Required work: Find the lines holding the word "Управление" and collect them.

# start of Materials provided

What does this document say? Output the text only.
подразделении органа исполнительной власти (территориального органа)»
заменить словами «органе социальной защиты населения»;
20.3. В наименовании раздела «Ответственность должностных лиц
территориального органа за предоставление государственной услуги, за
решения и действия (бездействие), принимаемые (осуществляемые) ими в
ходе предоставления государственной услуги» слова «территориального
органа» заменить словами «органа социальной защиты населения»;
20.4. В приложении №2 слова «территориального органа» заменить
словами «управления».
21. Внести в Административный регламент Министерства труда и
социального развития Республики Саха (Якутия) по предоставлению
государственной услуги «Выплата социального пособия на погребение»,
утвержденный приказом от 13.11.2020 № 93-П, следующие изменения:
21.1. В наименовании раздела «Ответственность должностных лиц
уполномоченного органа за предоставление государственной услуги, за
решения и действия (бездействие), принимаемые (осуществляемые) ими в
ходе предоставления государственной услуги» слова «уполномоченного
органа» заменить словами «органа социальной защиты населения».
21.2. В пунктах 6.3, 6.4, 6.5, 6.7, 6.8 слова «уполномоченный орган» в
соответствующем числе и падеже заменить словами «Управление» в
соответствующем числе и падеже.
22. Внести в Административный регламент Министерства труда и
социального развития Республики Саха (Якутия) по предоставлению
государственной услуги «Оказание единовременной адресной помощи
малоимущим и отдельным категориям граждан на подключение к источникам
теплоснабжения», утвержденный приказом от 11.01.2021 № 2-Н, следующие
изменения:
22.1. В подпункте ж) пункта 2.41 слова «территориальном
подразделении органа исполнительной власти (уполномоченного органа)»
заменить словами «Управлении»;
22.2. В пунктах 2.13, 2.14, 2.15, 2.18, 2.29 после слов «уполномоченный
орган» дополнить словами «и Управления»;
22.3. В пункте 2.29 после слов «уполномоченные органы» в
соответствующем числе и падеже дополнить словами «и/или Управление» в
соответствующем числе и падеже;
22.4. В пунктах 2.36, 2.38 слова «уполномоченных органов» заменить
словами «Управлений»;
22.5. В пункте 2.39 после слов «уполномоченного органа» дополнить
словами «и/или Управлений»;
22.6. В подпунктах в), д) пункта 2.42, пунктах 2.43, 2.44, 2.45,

# end of Materials provided

Correct result:
соответствующем числе и падеже заменить словами «Управление» в
соответствующем числе и падеже дополнить словами «и/или Управление» в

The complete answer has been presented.